What you have to do — Please copy every line of the records below that holds the word "Prodigal".

[Records contained in a dataset]
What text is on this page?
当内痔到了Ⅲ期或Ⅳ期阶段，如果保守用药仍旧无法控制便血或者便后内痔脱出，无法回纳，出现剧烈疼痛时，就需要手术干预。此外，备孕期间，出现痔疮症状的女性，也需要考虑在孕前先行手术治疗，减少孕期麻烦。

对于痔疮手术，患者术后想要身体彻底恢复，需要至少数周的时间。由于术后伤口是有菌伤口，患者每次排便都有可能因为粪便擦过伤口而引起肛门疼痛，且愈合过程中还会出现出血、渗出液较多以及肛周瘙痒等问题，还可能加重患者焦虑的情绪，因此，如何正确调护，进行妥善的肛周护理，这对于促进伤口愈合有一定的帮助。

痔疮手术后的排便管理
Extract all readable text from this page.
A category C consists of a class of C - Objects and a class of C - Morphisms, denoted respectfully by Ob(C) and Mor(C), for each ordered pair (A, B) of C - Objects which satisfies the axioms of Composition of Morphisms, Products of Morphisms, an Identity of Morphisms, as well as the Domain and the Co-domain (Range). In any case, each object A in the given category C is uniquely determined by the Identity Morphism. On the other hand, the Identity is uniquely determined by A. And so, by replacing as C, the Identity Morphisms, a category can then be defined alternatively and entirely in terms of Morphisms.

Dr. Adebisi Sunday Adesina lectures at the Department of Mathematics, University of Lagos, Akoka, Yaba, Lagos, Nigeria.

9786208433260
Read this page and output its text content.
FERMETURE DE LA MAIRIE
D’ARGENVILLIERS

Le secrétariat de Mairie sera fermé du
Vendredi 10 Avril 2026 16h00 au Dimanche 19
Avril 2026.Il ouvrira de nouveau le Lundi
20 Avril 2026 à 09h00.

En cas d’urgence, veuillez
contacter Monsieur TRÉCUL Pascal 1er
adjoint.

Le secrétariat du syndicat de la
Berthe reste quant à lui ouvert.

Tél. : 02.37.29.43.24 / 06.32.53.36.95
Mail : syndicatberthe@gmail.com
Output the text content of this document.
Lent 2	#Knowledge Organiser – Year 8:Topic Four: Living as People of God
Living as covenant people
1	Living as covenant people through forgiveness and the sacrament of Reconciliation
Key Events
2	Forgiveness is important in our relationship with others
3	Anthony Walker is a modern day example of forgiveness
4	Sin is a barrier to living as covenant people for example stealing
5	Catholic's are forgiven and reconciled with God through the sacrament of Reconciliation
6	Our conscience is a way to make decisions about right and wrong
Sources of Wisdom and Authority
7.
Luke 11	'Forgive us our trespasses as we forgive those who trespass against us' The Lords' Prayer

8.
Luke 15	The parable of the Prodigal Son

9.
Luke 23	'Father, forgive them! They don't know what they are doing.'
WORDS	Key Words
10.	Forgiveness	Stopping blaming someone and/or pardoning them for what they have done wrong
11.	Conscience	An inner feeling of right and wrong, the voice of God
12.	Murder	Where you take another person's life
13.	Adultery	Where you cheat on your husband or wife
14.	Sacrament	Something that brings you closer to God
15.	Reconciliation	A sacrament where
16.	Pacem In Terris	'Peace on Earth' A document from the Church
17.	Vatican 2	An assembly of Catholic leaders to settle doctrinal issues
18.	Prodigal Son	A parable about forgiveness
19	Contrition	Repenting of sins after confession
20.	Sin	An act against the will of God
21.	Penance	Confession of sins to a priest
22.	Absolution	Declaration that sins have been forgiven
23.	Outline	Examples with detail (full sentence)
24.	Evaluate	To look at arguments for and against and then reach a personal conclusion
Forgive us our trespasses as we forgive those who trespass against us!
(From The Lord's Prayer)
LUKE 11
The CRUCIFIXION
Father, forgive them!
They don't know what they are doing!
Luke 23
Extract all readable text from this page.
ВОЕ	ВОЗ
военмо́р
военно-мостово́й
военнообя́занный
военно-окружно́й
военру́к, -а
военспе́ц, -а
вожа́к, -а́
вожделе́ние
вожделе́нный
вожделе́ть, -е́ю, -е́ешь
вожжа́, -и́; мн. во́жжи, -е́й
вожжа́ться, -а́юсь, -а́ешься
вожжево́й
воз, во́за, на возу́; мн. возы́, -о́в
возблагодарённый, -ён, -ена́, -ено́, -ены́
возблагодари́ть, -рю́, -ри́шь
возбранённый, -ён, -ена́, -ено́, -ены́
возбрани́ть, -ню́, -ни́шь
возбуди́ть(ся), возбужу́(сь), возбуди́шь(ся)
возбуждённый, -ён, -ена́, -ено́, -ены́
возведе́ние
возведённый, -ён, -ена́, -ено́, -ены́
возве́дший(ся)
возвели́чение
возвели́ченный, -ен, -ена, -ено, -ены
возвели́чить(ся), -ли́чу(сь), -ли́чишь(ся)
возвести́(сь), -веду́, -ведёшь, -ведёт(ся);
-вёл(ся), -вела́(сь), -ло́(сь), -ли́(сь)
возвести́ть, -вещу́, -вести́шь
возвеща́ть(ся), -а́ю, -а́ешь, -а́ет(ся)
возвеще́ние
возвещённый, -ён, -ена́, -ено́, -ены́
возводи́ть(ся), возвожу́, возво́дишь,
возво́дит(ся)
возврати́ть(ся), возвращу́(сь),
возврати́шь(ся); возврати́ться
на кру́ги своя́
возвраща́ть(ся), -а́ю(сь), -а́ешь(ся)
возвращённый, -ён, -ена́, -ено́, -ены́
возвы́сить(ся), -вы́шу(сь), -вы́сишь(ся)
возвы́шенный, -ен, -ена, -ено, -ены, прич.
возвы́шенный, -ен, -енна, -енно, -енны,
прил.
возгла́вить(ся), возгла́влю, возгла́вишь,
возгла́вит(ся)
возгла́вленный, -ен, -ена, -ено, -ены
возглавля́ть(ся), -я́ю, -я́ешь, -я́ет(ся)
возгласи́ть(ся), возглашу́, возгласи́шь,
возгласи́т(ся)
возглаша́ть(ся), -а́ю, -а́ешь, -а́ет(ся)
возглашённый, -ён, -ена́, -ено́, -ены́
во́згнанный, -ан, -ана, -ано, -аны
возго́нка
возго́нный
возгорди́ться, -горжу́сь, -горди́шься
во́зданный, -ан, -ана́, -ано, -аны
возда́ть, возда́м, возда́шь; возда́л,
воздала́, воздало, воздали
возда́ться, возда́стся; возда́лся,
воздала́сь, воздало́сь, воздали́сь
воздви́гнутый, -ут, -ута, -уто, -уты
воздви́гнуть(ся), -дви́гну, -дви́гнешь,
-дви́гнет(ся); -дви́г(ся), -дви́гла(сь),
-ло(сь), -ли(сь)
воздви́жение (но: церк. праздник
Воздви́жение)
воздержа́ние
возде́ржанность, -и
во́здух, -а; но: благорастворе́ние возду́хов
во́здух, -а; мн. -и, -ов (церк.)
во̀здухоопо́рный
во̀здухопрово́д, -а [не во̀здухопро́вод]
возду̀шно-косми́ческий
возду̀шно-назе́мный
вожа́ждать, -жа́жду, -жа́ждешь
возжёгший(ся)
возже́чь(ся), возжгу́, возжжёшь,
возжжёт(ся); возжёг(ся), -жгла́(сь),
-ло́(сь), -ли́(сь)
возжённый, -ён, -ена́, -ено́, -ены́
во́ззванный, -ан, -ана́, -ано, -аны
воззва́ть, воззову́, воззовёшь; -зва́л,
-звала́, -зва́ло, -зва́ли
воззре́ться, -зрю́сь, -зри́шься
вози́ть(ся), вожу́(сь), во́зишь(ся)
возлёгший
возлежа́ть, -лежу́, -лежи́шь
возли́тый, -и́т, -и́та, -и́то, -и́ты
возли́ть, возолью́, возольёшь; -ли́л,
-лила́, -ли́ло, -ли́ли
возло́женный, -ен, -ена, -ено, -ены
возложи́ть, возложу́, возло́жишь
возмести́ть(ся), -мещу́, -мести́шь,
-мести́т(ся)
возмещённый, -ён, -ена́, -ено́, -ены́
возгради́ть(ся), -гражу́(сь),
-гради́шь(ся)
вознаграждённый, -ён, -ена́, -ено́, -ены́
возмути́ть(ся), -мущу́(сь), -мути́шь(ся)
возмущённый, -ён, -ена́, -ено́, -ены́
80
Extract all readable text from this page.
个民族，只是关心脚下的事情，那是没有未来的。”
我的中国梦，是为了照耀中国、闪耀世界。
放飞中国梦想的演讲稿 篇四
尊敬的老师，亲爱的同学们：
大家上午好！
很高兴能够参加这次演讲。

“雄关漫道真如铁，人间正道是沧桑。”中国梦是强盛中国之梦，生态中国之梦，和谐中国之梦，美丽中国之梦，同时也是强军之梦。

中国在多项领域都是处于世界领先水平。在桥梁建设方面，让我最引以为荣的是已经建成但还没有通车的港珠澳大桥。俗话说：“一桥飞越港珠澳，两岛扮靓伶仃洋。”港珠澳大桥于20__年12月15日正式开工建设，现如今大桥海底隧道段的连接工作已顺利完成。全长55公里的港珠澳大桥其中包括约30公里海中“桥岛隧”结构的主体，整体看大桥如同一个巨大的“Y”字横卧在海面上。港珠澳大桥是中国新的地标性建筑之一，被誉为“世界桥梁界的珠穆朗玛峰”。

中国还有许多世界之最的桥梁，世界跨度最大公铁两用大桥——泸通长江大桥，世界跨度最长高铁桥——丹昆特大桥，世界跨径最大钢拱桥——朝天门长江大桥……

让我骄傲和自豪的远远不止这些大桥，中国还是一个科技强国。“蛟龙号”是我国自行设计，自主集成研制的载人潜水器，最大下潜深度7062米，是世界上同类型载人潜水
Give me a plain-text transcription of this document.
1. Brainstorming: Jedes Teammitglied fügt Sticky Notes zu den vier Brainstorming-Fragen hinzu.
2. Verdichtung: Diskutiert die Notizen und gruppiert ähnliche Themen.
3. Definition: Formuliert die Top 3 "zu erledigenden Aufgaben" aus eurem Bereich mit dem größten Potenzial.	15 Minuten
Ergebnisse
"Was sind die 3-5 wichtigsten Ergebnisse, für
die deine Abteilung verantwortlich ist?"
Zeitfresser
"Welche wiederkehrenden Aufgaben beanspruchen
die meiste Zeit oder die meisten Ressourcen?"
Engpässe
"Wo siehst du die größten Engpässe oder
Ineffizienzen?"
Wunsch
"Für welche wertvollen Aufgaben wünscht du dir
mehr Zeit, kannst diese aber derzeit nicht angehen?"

Final result —
Luke 15	The parable of the Prodigal Son
18.	Prodigal Son	A parable about forgiveness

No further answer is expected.